» **WHAT TO WORK ON**: Only the pictures are to be left out; set down the rest of the records exactly.

— Begin THE INPUT —

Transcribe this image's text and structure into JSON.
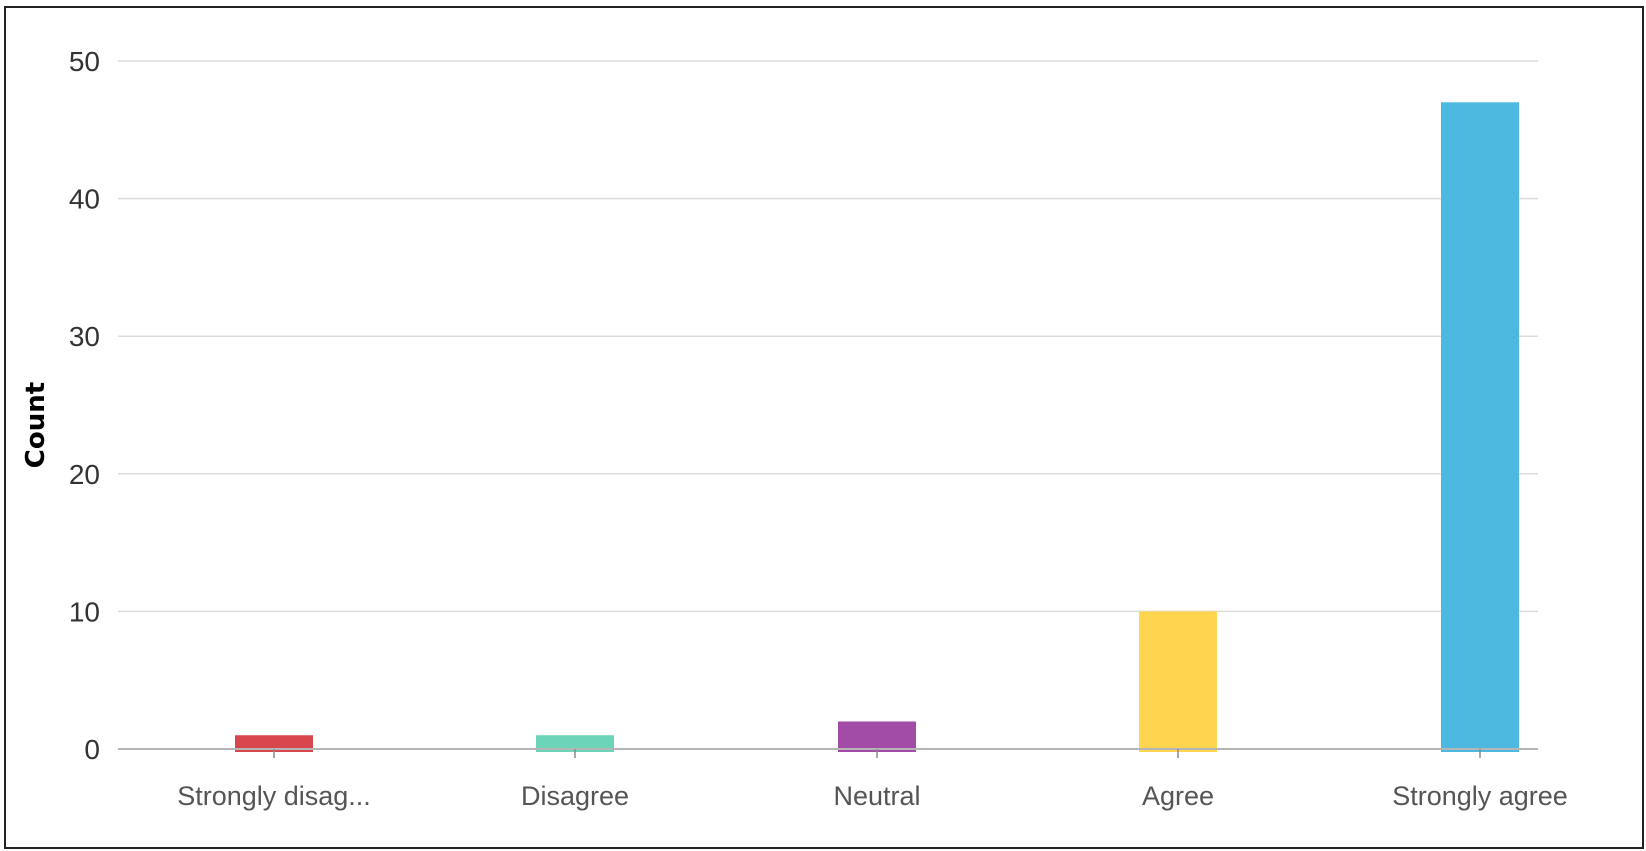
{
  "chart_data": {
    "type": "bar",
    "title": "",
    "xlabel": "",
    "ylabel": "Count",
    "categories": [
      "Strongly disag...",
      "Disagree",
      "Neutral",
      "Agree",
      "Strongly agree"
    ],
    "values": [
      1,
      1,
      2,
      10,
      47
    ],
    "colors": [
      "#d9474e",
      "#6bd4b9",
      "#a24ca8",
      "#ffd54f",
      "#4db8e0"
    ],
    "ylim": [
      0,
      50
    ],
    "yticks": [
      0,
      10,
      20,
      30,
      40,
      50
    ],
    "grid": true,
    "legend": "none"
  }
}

— End THE INPUT —

» **TASK RESPONSE**:
Transcribe this image's text and structure into JSON.
{
  "chart_data": {
    "type": "bar",
    "title": "",
    "xlabel": "",
    "ylabel": "Count",
    "categories": [
      "Strongly disag...",
      "Disagree",
      "Neutral",
      "Agree",
      "Strongly agree"
    ],
    "values": [
      1,
      1,
      2,
      10,
      47
    ],
    "colors": [
      "#d9474e",
      "#6bd4b9",
      "#a24ca8",
      "#ffd54f",
      "#4db8e0"
    ],
    "ylim": [
      0,
      50
    ],
    "yticks": [
      0,
      10,
      20,
      30,
      40,
      50
    ],
    "grid": true,
    "legend": "none"
  }
}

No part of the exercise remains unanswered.